- Task details:
Make an exact copy of the records, with the pictures left out.

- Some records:
....................

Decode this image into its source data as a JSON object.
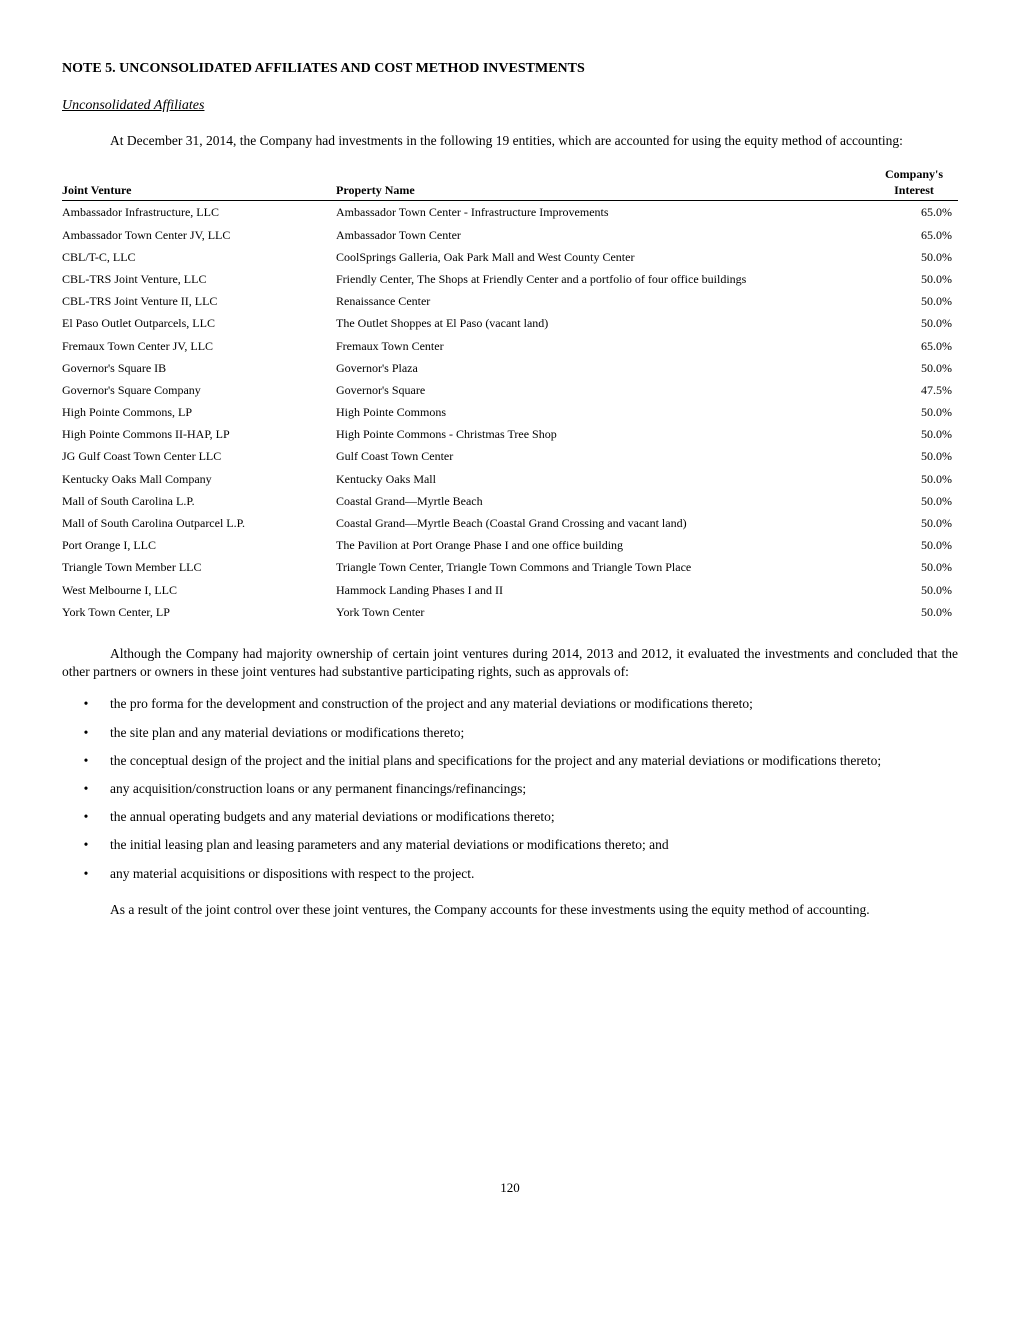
{
  "note_title": "NOTE 5. UNCONSOLIDATED AFFILIATES AND COST METHOD INVESTMENTS",
  "section_heading": "Unconsolidated Affiliates",
  "intro_para": "At December 31, 2014, the Company had investments in the following 19 entities, which are accounted for using the equity method of accounting:",
  "table": {
    "headers": {
      "jv": "Joint Venture",
      "prop": "Property Name",
      "interest_l1": "Company's",
      "interest_l2": "Interest"
    },
    "rows": [
      {
        "jv": "Ambassador Infrastructure, LLC",
        "prop": "Ambassador Town Center - Infrastructure Improvements",
        "interest": "65.0%"
      },
      {
        "jv": "Ambassador Town Center JV, LLC",
        "prop": "Ambassador Town Center",
        "interest": "65.0%"
      },
      {
        "jv": "CBL/T-C, LLC",
        "prop": "CoolSprings Galleria, Oak Park Mall and West County Center",
        "interest": "50.0%"
      },
      {
        "jv": "CBL-TRS Joint Venture, LLC",
        "prop": "Friendly Center, The Shops at Friendly Center and a portfolio of four office buildings",
        "interest": "50.0%"
      },
      {
        "jv": "CBL-TRS Joint Venture II, LLC",
        "prop": "Renaissance Center",
        "interest": "50.0%"
      },
      {
        "jv": "El Paso Outlet Outparcels, LLC",
        "prop": "The Outlet Shoppes at El Paso (vacant land)",
        "interest": "50.0%"
      },
      {
        "jv": "Fremaux Town Center JV, LLC",
        "prop": "Fremaux Town Center",
        "interest": "65.0%"
      },
      {
        "jv": "Governor's Square IB",
        "prop": "Governor's Plaza",
        "interest": "50.0%"
      },
      {
        "jv": "Governor's Square Company",
        "prop": "Governor's Square",
        "interest": "47.5%"
      },
      {
        "jv": "High Pointe Commons, LP",
        "prop": "High Pointe Commons",
        "interest": "50.0%"
      },
      {
        "jv": "High Pointe Commons II-HAP, LP",
        "prop": "High Pointe Commons - Christmas Tree Shop",
        "interest": "50.0%"
      },
      {
        "jv": "JG Gulf Coast Town Center LLC",
        "prop": "Gulf Coast Town Center",
        "interest": "50.0%"
      },
      {
        "jv": "Kentucky Oaks Mall Company",
        "prop": "Kentucky Oaks Mall",
        "interest": "50.0%"
      },
      {
        "jv": "Mall of South Carolina L.P.",
        "prop": "Coastal Grand—Myrtle Beach",
        "interest": "50.0%"
      },
      {
        "jv": "Mall of South Carolina Outparcel L.P.",
        "prop": "Coastal Grand—Myrtle Beach (Coastal Grand Crossing  and vacant land)",
        "interest": "50.0%"
      },
      {
        "jv": "Port Orange I, LLC",
        "prop": "The Pavilion at Port Orange Phase I and one office building",
        "interest": "50.0%"
      },
      {
        "jv": "Triangle Town Member LLC",
        "prop": "Triangle Town Center, Triangle Town Commons  and Triangle Town Place",
        "interest": "50.0%"
      },
      {
        "jv": "West Melbourne I, LLC",
        "prop": "Hammock Landing Phases I and II",
        "interest": "50.0%"
      },
      {
        "jv": "York Town Center, LP",
        "prop": "York Town Center",
        "interest": "50.0%"
      }
    ]
  },
  "para_after_table": "Although the Company had majority ownership of certain joint ventures during 2014, 2013 and 2012, it evaluated the investments and concluded that the other partners or owners in these joint ventures had substantive participating rights, such as approvals of:",
  "bullets": [
    "the pro forma for the development and construction of the project and any material deviations or modifications thereto;",
    "the site plan and any material deviations or modifications thereto;",
    "the conceptual design of the project and the initial plans and specifications for the project and any material deviations or modifications thereto;",
    "any acquisition/construction loans or any permanent financings/refinancings;",
    "the annual operating budgets and any material deviations or modifications thereto;",
    "the initial leasing plan and leasing parameters and any material deviations or modifications thereto; and",
    "any material acquisitions or dispositions with respect to the project."
  ],
  "closing_para": "As a result of the joint control over these joint ventures, the Company accounts for these investments using the equity method of accounting.",
  "page_number": "120"
}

....................

- Right answer:
Decode this image into its source data as a JSON object.
{
  "note_title": "NOTE 5. UNCONSOLIDATED AFFILIATES AND COST METHOD INVESTMENTS",
  "section_heading": "Unconsolidated Affiliates",
  "intro_para": "At December 31, 2014, the Company had investments in the following 19 entities, which are accounted for using the equity method of accounting:",
  "table": {
    "headers": {
      "jv": "Joint Venture",
      "prop": "Property Name",
      "interest_l1": "Company's",
      "interest_l2": "Interest"
    },
    "rows": [
      {
        "jv": "Ambassador Infrastructure, LLC",
        "prop": "Ambassador Town Center - Infrastructure Improvements",
        "interest": "65.0%"
      },
      {
        "jv": "Ambassador Town Center JV, LLC",
        "prop": "Ambassador Town Center",
        "interest": "65.0%"
      },
      {
        "jv": "CBL/T-C, LLC",
        "prop": "CoolSprings Galleria, Oak Park Mall and West County Center",
        "interest": "50.0%"
      },
      {
        "jv": "CBL-TRS Joint Venture, LLC",
        "prop": "Friendly Center, The Shops at Friendly Center and a portfolio of four office buildings",
        "interest": "50.0%"
      },
      {
        "jv": "CBL-TRS Joint Venture II, LLC",
        "prop": "Renaissance Center",
        "interest": "50.0%"
      },
      {
        "jv": "El Paso Outlet Outparcels, LLC",
        "prop": "The Outlet Shoppes at El Paso (vacant land)",
        "interest": "50.0%"
      },
      {
        "jv": "Fremaux Town Center JV, LLC",
        "prop": "Fremaux Town Center",
        "interest": "65.0%"
      },
      {
        "jv": "Governor's Square IB",
        "prop": "Governor's Plaza",
        "interest": "50.0%"
      },
      {
        "jv": "Governor's Square Company",
        "prop": "Governor's Square",
        "interest": "47.5%"
      },
      {
        "jv": "High Pointe Commons, LP",
        "prop": "High Pointe Commons",
        "interest": "50.0%"
      },
      {
        "jv": "High Pointe Commons II-HAP, LP",
        "prop": "High Pointe Commons - Christmas Tree Shop",
        "interest": "50.0%"
      },
      {
        "jv": "JG Gulf Coast Town Center LLC",
        "prop": "Gulf Coast Town Center",
        "interest": "50.0%"
      },
      {
        "jv": "Kentucky Oaks Mall Company",
        "prop": "Kentucky Oaks Mall",
        "interest": "50.0%"
      },
      {
        "jv": "Mall of South Carolina L.P.",
        "prop": "Coastal Grand—Myrtle Beach",
        "interest": "50.0%"
      },
      {
        "jv": "Mall of South Carolina Outparcel L.P.",
        "prop": "Coastal Grand—Myrtle Beach (Coastal Grand Crossing  and vacant land)",
        "interest": "50.0%"
      },
      {
        "jv": "Port Orange I, LLC",
        "prop": "The Pavilion at Port Orange Phase I and one office building",
        "interest": "50.0%"
      },
      {
        "jv": "Triangle Town Member LLC",
        "prop": "Triangle Town Center, Triangle Town Commons  and Triangle Town Place",
        "interest": "50.0%"
      },
      {
        "jv": "West Melbourne I, LLC",
        "prop": "Hammock Landing Phases I and II",
        "interest": "50.0%"
      },
      {
        "jv": "York Town Center, LP",
        "prop": "York Town Center",
        "interest": "50.0%"
      }
    ]
  },
  "para_after_table": "Although the Company had majority ownership of certain joint ventures during 2014, 2013 and 2012, it evaluated the investments and concluded that the other partners or owners in these joint ventures had substantive participating rights, such as approvals of:",
  "bullets": [
    "the pro forma for the development and construction of the project and any material deviations or modifications thereto;",
    "the site plan and any material deviations or modifications thereto;",
    "the conceptual design of the project and the initial plans and specifications for the project and any material deviations or modifications thereto;",
    "any acquisition/construction loans or any permanent financings/refinancings;",
    "the annual operating budgets and any material deviations or modifications thereto;",
    "the initial leasing plan and leasing parameters and any material deviations or modifications thereto; and",
    "any material acquisitions or dispositions with respect to the project."
  ],
  "closing_para": "As a result of the joint control over these joint ventures, the Company accounts for these investments using the equity method of accounting.",
  "page_number": "120"
}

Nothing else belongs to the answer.